** Start **

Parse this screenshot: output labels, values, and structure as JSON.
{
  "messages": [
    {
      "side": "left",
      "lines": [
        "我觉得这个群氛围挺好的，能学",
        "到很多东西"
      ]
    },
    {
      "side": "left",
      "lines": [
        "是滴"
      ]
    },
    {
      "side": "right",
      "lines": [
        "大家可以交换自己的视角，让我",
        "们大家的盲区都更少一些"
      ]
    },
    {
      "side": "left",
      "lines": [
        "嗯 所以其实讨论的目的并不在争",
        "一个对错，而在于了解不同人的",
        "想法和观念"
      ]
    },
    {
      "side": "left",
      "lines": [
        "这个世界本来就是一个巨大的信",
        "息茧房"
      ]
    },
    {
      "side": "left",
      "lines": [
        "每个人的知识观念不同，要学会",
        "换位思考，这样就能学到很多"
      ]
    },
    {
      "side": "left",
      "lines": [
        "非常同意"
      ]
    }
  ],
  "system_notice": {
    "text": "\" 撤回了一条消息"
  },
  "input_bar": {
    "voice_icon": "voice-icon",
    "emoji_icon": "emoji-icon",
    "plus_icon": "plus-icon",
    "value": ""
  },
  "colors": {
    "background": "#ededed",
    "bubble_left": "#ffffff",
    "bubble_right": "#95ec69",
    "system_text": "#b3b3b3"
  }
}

** End **

Your task >> Recopy all the lines exactly as they appear.

Solution for this exercise >>
Parse this screenshot: output labels, values, and structure as JSON.
{
  "messages": [
    {
      "side": "left",
      "lines": [
        "我觉得这个群氛围挺好的，能学",
        "到很多东西"
      ]
    },
    {
      "side": "left",
      "lines": [
        "是滴"
      ]
    },
    {
      "side": "right",
      "lines": [
        "大家可以交换自己的视角，让我",
        "们大家的盲区都更少一些"
      ]
    },
    {
      "side": "left",
      "lines": [
        "嗯 所以其实讨论的目的并不在争",
        "一个对错，而在于了解不同人的",
        "想法和观念"
      ]
    },
    {
      "side": "left",
      "lines": [
        "这个世界本来就是一个巨大的信",
        "息茧房"
      ]
    },
    {
      "side": "left",
      "lines": [
        "每个人的知识观念不同，要学会",
        "换位思考，这样就能学到很多"
      ]
    },
    {
      "side": "left",
      "lines": [
        "非常同意"
      ]
    }
  ],
  "system_notice": {
    "text": "\" 撤回了一条消息"
  },
  "input_bar": {
    "voice_icon": "voice-icon",
    "emoji_icon": "emoji-icon",
    "plus_icon": "plus-icon",
    "value": ""
  },
  "colors": {
    "background": "#ededed",
    "bubble_left": "#ffffff",
    "bubble_right": "#95ec69",
    "system_text": "#b3b3b3"
  }
}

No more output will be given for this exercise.